- _What is asked_
Find all lines in the listing that include the word "will", then copy them.

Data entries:
----

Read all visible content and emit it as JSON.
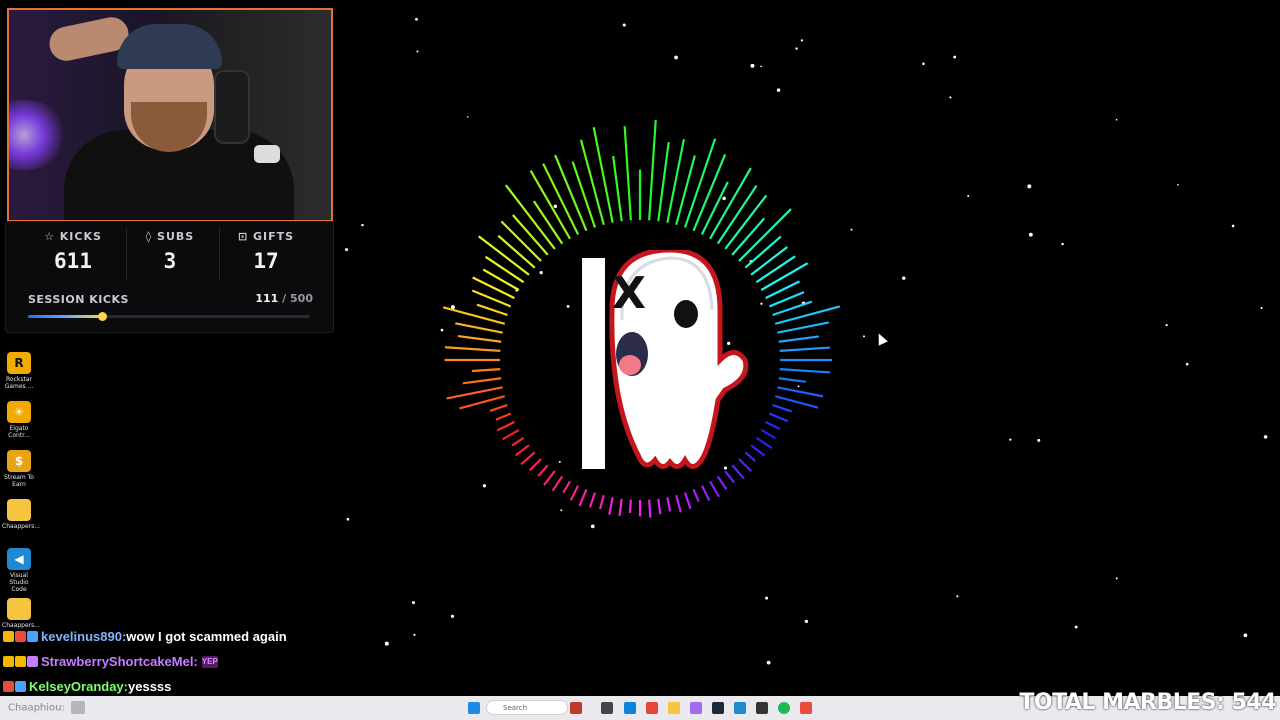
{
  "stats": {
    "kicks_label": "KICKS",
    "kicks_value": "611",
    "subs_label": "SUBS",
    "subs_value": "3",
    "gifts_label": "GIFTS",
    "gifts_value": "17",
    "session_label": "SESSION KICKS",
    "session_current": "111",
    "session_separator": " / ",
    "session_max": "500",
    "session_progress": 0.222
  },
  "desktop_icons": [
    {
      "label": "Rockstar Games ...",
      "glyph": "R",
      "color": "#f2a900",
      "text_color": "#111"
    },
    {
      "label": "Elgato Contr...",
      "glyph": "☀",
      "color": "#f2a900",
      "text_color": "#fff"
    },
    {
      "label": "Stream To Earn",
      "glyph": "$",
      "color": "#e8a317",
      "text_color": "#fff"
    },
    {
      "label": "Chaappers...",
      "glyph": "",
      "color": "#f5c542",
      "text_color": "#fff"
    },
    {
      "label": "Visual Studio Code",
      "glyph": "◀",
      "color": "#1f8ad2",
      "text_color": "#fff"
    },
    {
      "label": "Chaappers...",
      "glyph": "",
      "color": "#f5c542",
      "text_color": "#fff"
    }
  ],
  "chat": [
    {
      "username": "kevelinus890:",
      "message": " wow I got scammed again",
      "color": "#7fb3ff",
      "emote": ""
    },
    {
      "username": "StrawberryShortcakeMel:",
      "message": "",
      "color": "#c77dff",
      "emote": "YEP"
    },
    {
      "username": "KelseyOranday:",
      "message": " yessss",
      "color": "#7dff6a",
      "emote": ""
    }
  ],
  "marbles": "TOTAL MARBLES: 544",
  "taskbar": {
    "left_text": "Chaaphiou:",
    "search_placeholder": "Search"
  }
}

----

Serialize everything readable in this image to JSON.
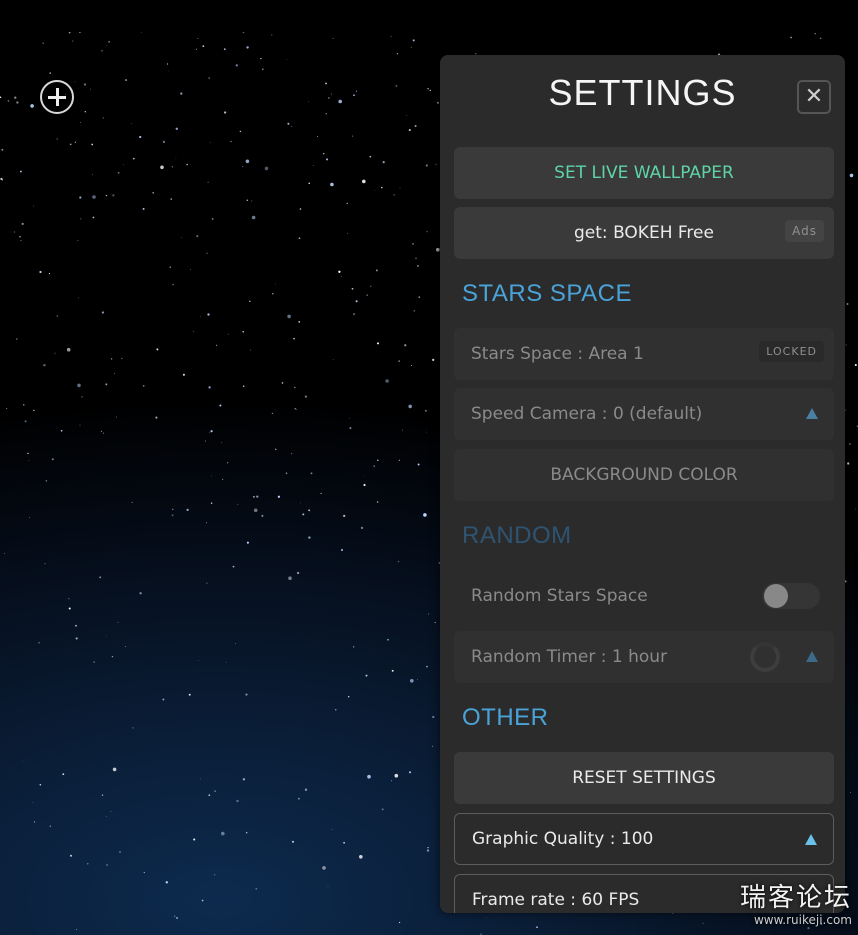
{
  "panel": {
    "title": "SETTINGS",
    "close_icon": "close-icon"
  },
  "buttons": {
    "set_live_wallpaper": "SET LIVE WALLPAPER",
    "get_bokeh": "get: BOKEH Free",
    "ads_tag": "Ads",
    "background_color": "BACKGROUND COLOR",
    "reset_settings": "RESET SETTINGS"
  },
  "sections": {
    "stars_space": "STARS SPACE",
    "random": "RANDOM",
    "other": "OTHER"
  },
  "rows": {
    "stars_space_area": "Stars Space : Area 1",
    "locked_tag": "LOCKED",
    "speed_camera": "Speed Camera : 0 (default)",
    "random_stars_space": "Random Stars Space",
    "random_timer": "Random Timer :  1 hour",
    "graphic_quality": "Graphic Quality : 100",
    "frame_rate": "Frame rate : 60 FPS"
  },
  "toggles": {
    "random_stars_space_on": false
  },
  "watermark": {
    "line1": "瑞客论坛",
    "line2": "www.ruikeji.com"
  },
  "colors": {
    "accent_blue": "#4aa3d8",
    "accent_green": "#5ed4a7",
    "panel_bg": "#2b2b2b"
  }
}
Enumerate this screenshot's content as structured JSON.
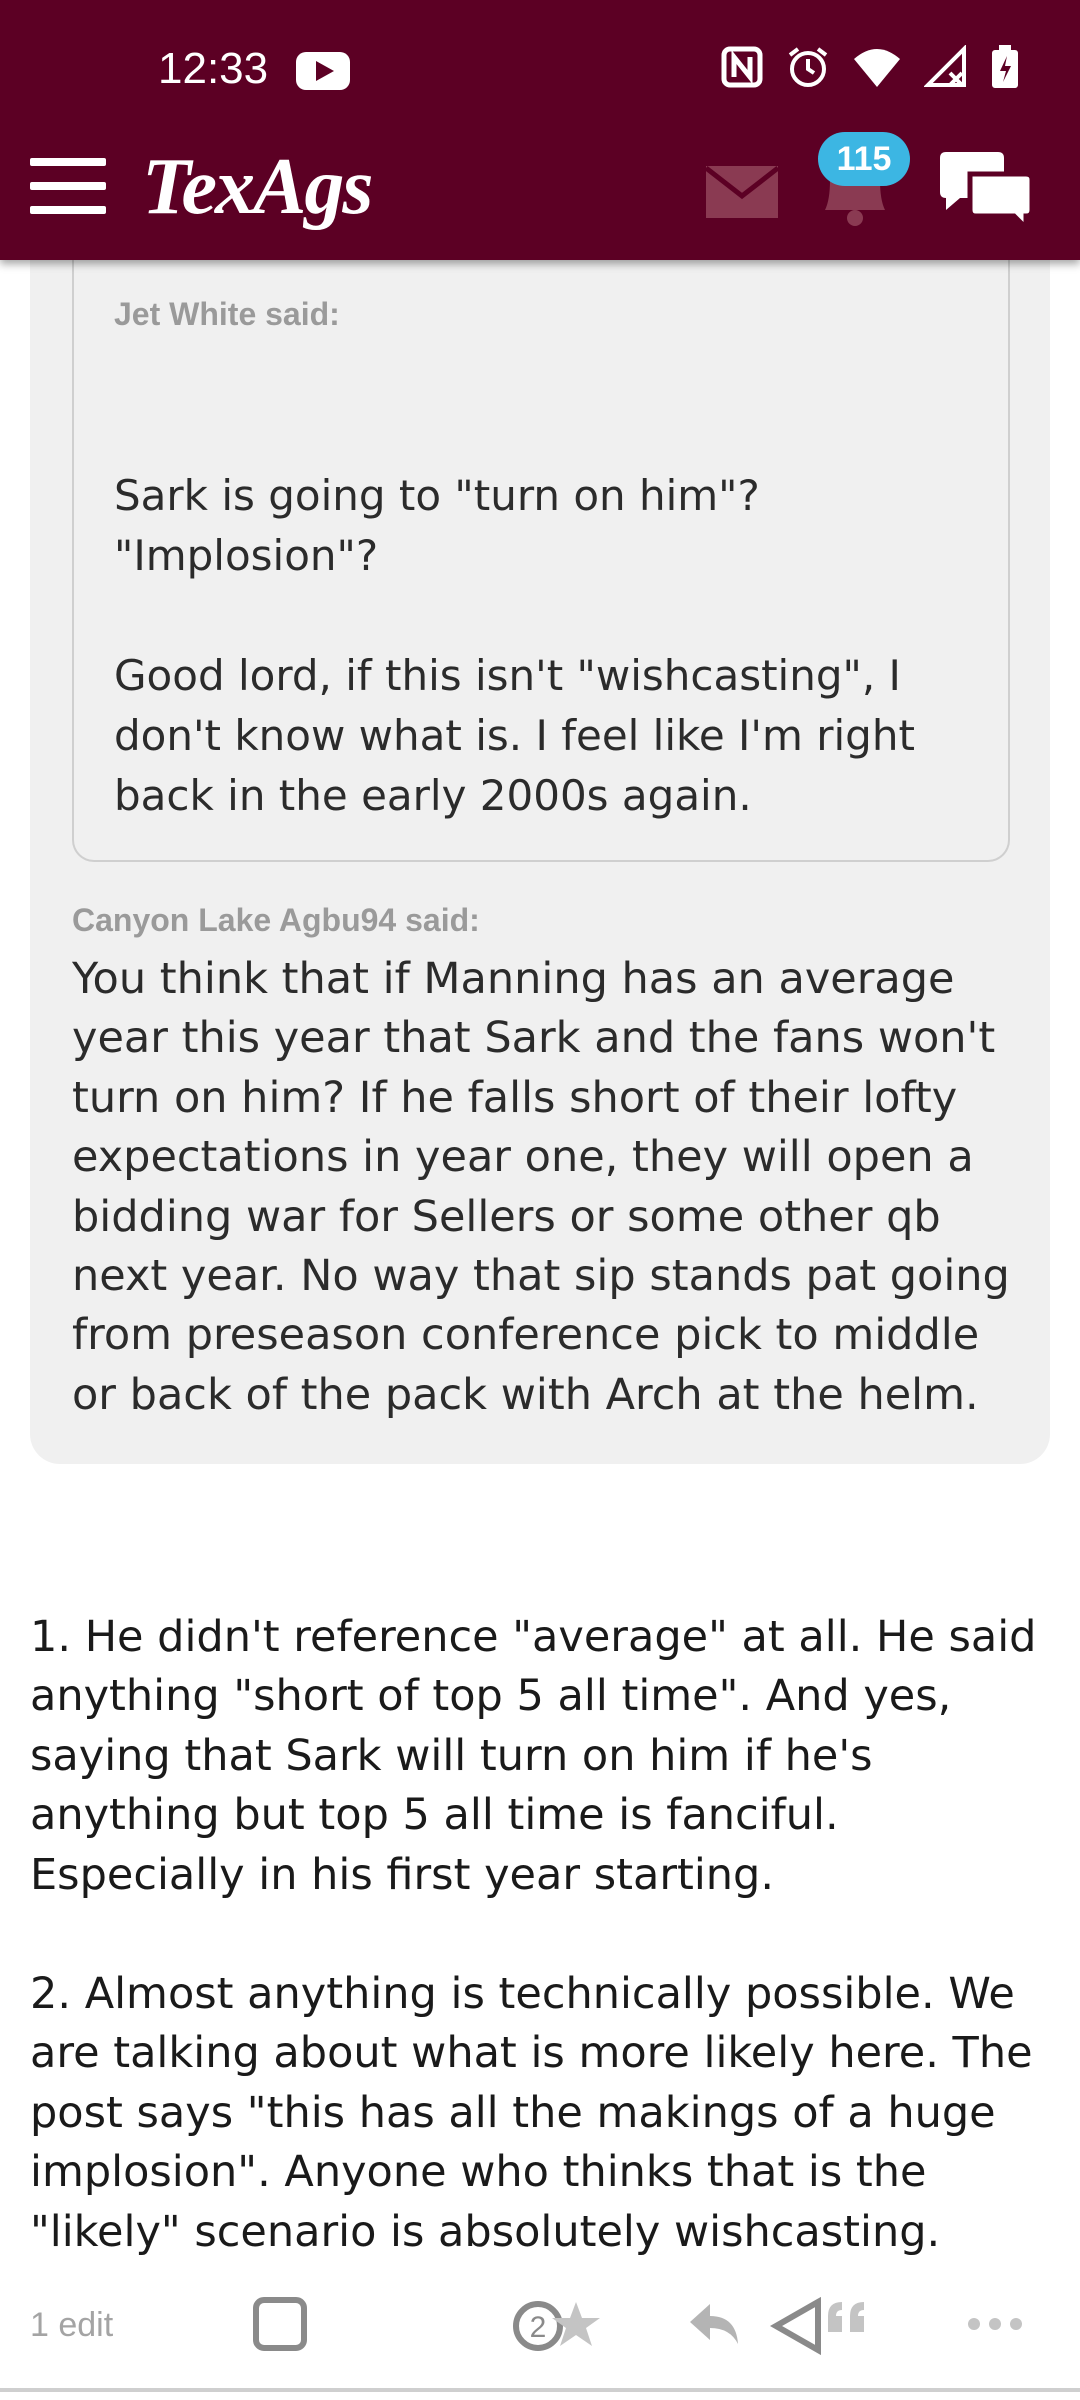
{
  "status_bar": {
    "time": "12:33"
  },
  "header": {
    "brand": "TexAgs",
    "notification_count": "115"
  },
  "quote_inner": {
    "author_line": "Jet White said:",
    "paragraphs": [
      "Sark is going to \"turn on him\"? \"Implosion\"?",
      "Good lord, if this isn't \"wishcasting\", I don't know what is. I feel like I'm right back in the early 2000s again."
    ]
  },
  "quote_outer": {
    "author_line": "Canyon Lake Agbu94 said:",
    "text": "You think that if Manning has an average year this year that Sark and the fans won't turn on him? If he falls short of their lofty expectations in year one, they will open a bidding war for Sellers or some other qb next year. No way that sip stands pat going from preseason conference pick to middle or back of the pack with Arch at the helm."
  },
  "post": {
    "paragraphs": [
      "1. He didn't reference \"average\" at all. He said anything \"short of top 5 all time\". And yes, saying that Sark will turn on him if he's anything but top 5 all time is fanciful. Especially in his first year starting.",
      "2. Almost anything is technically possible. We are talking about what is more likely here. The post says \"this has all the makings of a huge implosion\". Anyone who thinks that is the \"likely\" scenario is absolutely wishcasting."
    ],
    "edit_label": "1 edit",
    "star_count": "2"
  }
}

----

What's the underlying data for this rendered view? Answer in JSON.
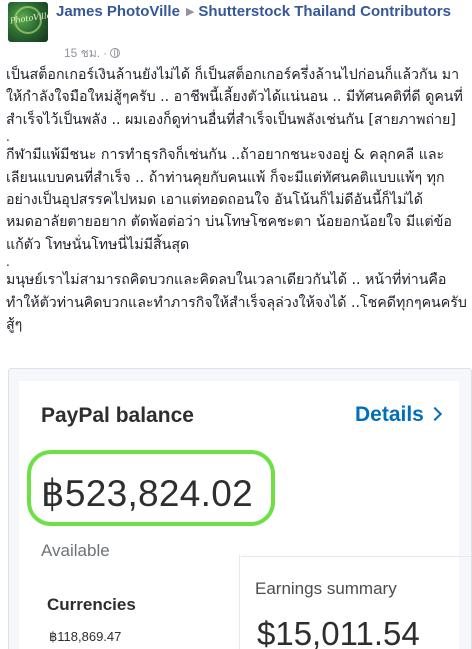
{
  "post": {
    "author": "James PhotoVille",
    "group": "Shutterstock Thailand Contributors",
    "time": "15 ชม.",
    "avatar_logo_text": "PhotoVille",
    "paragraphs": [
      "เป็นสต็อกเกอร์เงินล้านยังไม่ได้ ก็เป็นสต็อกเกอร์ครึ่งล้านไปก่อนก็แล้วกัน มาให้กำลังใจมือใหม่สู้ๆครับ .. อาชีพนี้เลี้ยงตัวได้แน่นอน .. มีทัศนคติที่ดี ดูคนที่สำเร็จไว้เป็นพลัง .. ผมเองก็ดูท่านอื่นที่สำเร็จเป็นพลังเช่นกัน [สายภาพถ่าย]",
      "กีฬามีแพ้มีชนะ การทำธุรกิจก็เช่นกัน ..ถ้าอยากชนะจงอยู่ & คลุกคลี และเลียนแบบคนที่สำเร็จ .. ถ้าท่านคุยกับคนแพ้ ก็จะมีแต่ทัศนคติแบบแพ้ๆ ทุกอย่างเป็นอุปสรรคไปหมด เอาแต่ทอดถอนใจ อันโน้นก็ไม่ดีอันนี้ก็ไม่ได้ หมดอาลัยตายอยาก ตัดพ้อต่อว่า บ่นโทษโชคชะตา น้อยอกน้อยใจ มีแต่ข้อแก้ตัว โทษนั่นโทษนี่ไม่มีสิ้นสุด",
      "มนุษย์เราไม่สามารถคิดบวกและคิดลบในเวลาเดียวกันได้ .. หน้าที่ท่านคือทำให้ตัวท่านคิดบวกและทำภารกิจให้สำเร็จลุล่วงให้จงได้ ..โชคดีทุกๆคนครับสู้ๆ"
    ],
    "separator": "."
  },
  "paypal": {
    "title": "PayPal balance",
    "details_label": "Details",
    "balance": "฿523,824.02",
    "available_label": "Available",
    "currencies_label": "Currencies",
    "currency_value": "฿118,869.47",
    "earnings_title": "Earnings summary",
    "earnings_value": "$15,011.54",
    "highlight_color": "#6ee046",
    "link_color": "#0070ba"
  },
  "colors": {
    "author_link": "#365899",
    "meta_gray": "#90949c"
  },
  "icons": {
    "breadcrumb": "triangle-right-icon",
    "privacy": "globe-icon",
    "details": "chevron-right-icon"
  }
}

----

- _Solution to the problem_
    "text": "You think that if Manning has an average year this year that Sark and the fans won't turn on him? If he falls short of their lofty expectations in year one, they will open a bidding war for Sellers or some other qb next year. No way that sip stands pat going from preseason conference pick to middle or back of the pack with Arch at the helm."
      "1. He didn't reference \"average\" at all. He said anything \"short of top 5 all time\". And yes, saying that Sark will turn on him if he's anything but top 5 all time is fanciful. Especially in his first year starting.",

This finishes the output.